▶ Request: Write out every line of the material below as a numbered list, skipping any blank lines and leaving out the pictures.

▶ Exercise data:

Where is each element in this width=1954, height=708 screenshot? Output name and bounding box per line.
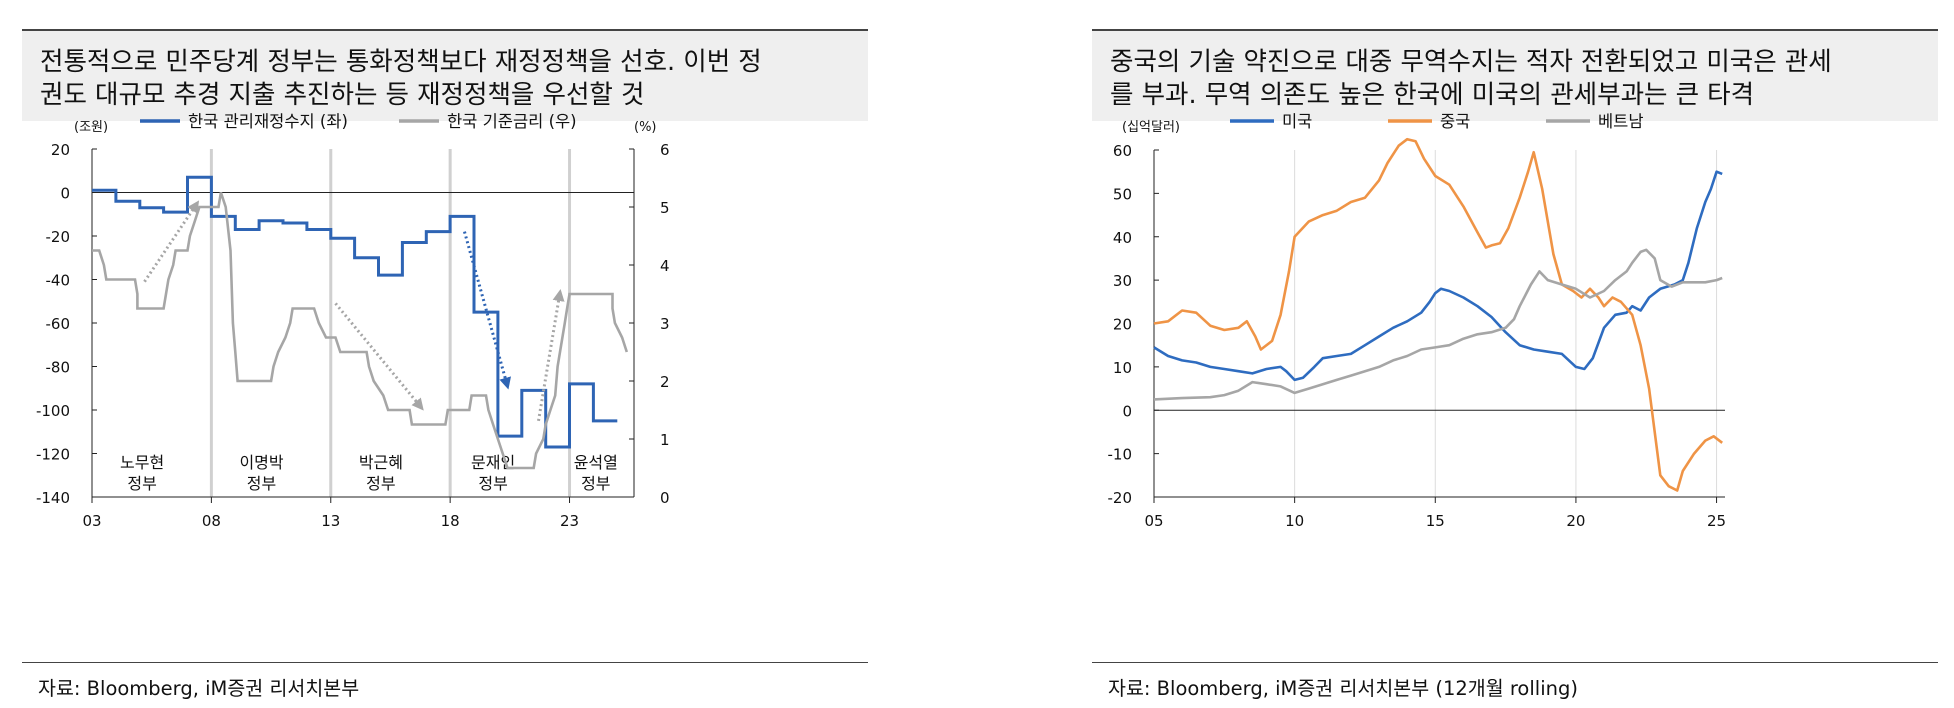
- administration-name: 노무현: [120, 453, 164, 472]
- legend-label: 베트남: [1598, 112, 1644, 131]
- y-tick-label: 20: [1113, 316, 1132, 334]
- y-tick-label-left: 20: [51, 141, 70, 159]
- trend-arrow: [537, 288, 565, 422]
- y-tick-label-right: 2: [660, 373, 670, 391]
- trend-arrow: [143, 200, 200, 283]
- y-tick-label: 10: [1113, 359, 1132, 377]
- y-tick-label-right: 5: [660, 199, 670, 217]
- y-tick-label-left: -80: [46, 359, 71, 377]
- vietnam-line: [1153, 248, 1723, 401]
- administration-label: 정부: [581, 474, 610, 493]
- source-note: 자료: Bloomberg, iM증권 리서치본부 (12개월 rolling): [1108, 677, 1578, 700]
- administration-name: 윤석열: [574, 453, 618, 472]
- y-tick-label: 0: [1122, 402, 1132, 420]
- source-note: 자료: Bloomberg, iM증권 리서치본부: [38, 677, 360, 700]
- chart-title: 중국의 기술 약진으로 대중 무역수지는 적자 전환되었고 미국은 관세 를 부…: [1110, 47, 1832, 110]
- top-rule: [1092, 29, 1938, 31]
- y-tick-label-left: -100: [36, 402, 70, 420]
- fiscal-balance-line: [92, 175, 618, 449]
- y-tick-label: -10: [1108, 446, 1133, 464]
- administration-name: 이명박: [239, 453, 283, 472]
- y-tick-label-left: 0: [60, 185, 70, 203]
- x-tick-label: 03: [82, 512, 101, 530]
- administration-label: 정부: [247, 474, 276, 493]
- right-chart-panel: 중국의 기술 약진으로 대중 무역수지는 적자 전환되었고 미국은 관세 를 부…: [1092, 0, 1938, 708]
- x-tick-label: 08: [202, 512, 221, 530]
- x-tick-label: 18: [441, 512, 460, 530]
- y-unit-right: (%): [634, 120, 657, 135]
- legend-label: 한국 기준금리 (우): [447, 112, 577, 131]
- administration-label: 정부: [366, 474, 395, 493]
- y-unit: (십억달러): [1122, 120, 1180, 135]
- left-chart-panel: 전통적으로 민주당계 정부는 통화정책보다 재정정책을 선호. 이번 정 권도 …: [22, 0, 868, 708]
- trend-arrow: [463, 231, 511, 390]
- legend-label: 한국 관리재정수지 (좌): [188, 112, 348, 131]
- y-tick-label-right: 4: [660, 257, 670, 275]
- administration-label: 정부: [478, 474, 507, 493]
- y-tick-label-left: -140: [36, 489, 70, 507]
- chart-title: 전통적으로 민주당계 정부는 통화정책보다 재정정책을 선호. 이번 정 권도 …: [40, 47, 762, 110]
- administration-label: 정부: [127, 474, 156, 493]
- x-tick-label: 05: [1144, 512, 1163, 530]
- bottom-rule: [22, 662, 868, 663]
- y-tick-label: 60: [1113, 142, 1132, 160]
- bottom-rule: [1092, 662, 1938, 663]
- y-tick-label-left: -120: [36, 446, 70, 464]
- y-tick-label: 50: [1113, 185, 1132, 203]
- y-tick-label-right: 1: [660, 431, 670, 449]
- y-unit-left: (조원): [74, 120, 108, 135]
- base-rate-line: [92, 192, 629, 470]
- x-tick-label: 25: [1707, 512, 1726, 530]
- y-tick-label: 40: [1113, 229, 1132, 247]
- y-tick-label-right: 3: [660, 315, 670, 333]
- y-tick-label: 30: [1113, 272, 1132, 290]
- y-tick-label-left: -40: [46, 272, 71, 290]
- x-tick-label: 10: [1285, 512, 1304, 530]
- y-tick-label-right: 6: [660, 141, 670, 159]
- x-tick-label: 23: [560, 512, 579, 530]
- x-tick-label: 15: [1426, 512, 1445, 530]
- trend-arrow: [334, 302, 424, 411]
- legend-label: 미국: [1282, 112, 1312, 131]
- administration-name: 박근혜: [359, 453, 403, 472]
- left-chart: 20 0 -20 -40 -60 -80 -100 -120 -140 6 5 4 3 2 1 0 03 08 13…: [36, 112, 670, 530]
- x-tick-label: 13: [321, 512, 340, 530]
- us-line: [1153, 170, 1723, 382]
- y-tick-label-right: 0: [660, 489, 670, 507]
- right-chart: 60 50 40 30 20 10 0 -10 -20 05 10 15 20 25 (십억달러) 미국 중국 베…: [1108, 112, 1727, 530]
- top-rule: [22, 29, 868, 31]
- china-line: [1153, 137, 1723, 492]
- x-tick-label: 20: [1566, 512, 1585, 530]
- title-box: 전통적으로 민주당계 정부는 통화정책보다 재정정책을 선호. 이번 정 권도 …: [22, 31, 868, 121]
- y-tick-label-left: -20: [46, 228, 71, 246]
- y-tick-label-left: -60: [46, 315, 71, 333]
- y-tick-label: -20: [1108, 489, 1133, 507]
- legend-label: 중국: [1440, 112, 1470, 131]
- title-box: 중국의 기술 약진으로 대중 무역수지는 적자 전환되었고 미국은 관세 를 부…: [1092, 31, 1938, 121]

▶ Expected output:
1. Where is each element in this width=1954, height=708 screenshot? Output name and bounding box per line.
2. - administration-name: 노무현: [120, 453, 164, 472]
3. - legend-label: 베트남: [1598, 112, 1644, 131]
4. - y-tick-label: 20: [1113, 316, 1132, 334]
5. - y-tick-label-left: 20: [51, 141, 70, 159]
6. - trend-arrow: [537, 288, 565, 422]
7. - y-tick-label-right: 2: [660, 373, 670, 391]
8. - trend-arrow: [143, 200, 200, 283]
9. - y-tick-label: 10: [1113, 359, 1132, 377]
10. - y-tick-label-right: 5: [660, 199, 670, 217]
11. - y-tick-label-left: -80: [46, 359, 71, 377]
12. - vietnam-line: [1153, 248, 1723, 401]
13. - administration-label: 정부: [581, 474, 610, 493]
14. - source-note: 자료: Bloomberg, iM증권 리서치본부 (12개월 rolling): [1108, 677, 1578, 700]
15. - administration-name: 윤석열: [574, 453, 618, 472]
16. - y-tick-label: 0: [1122, 402, 1132, 420]
17. - source-note: 자료: Bloomberg, iM증권 리서치본부: [38, 677, 360, 700]
18. - chart-title: 중국의 기술 약진으로 대중 무역수지는 적자 전환되었고 미국은 관세 를 부…: [1110, 47, 1832, 110]
19. - top-rule: [1092, 29, 1938, 31]
20. - y-tick-label-left: -100: [36, 402, 70, 420]
21. - fiscal-balance-line: [92, 175, 618, 449]
22. - y-tick-label: -10: [1108, 446, 1133, 464]
23. - administration-name: 이명박: [239, 453, 283, 472]
24. - y-tick-label-left: 0: [60, 185, 70, 203]
25. - x-tick-label: 03: [82, 512, 101, 530]
26. - administration-label: 정부: [247, 474, 276, 493]
27. - right-chart-panel: 중국의 기술 약진으로 대중 무역수지는 적자 전환되었고 미국은 관세 를 부…: [1092, 0, 1938, 708]
28. - x-tick-label: 08: [202, 512, 221, 530]
29. - x-tick-label: 18: [441, 512, 460, 530]
30. - y-unit-right: (%): [634, 120, 657, 135]
31. - legend-label: 한국 기준금리 (우): [447, 112, 577, 131]
32. - administration-label: 정부: [366, 474, 395, 493]
33. - y-unit: (십억달러): [1122, 120, 1180, 135]
34. - left-chart-panel: 전통적으로 민주당계 정부는 통화정책보다 재정정책을 선호. 이번 정 권도 …: [22, 0, 868, 708]
35. - trend-arrow: [463, 231, 511, 390]
36. - legend-label: 한국 관리재정수지 (좌): [188, 112, 348, 131]
37. - y-tick-label-right: 4: [660, 257, 670, 275]
38. - administration-label: 정부: [478, 474, 507, 493]
39. - y-tick-label-left: -140: [36, 489, 70, 507]
40. - chart-title: 전통적으로 민주당계 정부는 통화정책보다 재정정책을 선호. 이번 정 권도 …: [40, 47, 762, 110]
41. - administration-label: 정부: [127, 474, 156, 493]
42. - x-tick-label: 05: [1144, 512, 1163, 530]
43. - bottom-rule: [22, 662, 868, 663]
44. - y-tick-label: 60: [1113, 142, 1132, 160]
45. - bottom-rule: [1092, 662, 1938, 663]
46. - y-tick-label-left: -120: [36, 446, 70, 464]
47. - y-tick-label: 50: [1113, 185, 1132, 203]
48. - y-tick-label-right: 1: [660, 431, 670, 449]
49. - y-unit-left: (조원): [74, 120, 108, 135]
50. - base-rate-line: [92, 192, 629, 470]
51. - x-tick-label: 25: [1707, 512, 1726, 530]
52. - y-tick-label: 40: [1113, 229, 1132, 247]
53. - y-tick-label-right: 3: [660, 315, 670, 333]
54. - y-tick-label: 30: [1113, 272, 1132, 290]
55. - y-tick-label-left: -40: [46, 272, 71, 290]
56. - x-tick-label: 10: [1285, 512, 1304, 530]
57. - y-tick-label-right: 6: [660, 141, 670, 159]
58. - x-tick-label: 23: [560, 512, 579, 530]
59. - x-tick-label: 15: [1426, 512, 1445, 530]
60. - trend-arrow: [334, 302, 424, 411]
61. - legend-label: 미국: [1282, 112, 1312, 131]
62. - administration-name: 박근혜: [359, 453, 403, 472]
63. - left-chart: 20 0 -20 -40 -60 -80 -100 -120 -140 6 5 4 3 2 1 0 03 08 13…: [36, 112, 670, 530]
64. - x-tick-label: 13: [321, 512, 340, 530]
65. - us-line: [1153, 170, 1723, 382]
66. - y-tick-label-right: 0: [660, 489, 670, 507]
67. - right-chart: 60 50 40 30 20 10 0 -10 -20 05 10 15 20 25 (십억달러) 미국 중국 베…: [1108, 112, 1727, 530]
68. - top-rule: [22, 29, 868, 31]
69. - china-line: [1153, 137, 1723, 492]
70. - x-tick-label: 20: [1566, 512, 1585, 530]
71. - title-box: 전통적으로 민주당계 정부는 통화정책보다 재정정책을 선호. 이번 정 권도 …: [22, 31, 868, 121]
72. - y-tick-label-left: -20: [46, 228, 71, 246]
73. - y-tick-label-left: -60: [46, 315, 71, 333]
74. - y-tick-label: -20: [1108, 489, 1133, 507]
75. - legend-label: 중국: [1440, 112, 1470, 131]
76. - title-box: 중국의 기술 약진으로 대중 무역수지는 적자 전환되었고 미국은 관세 를 부…: [1092, 31, 1938, 121]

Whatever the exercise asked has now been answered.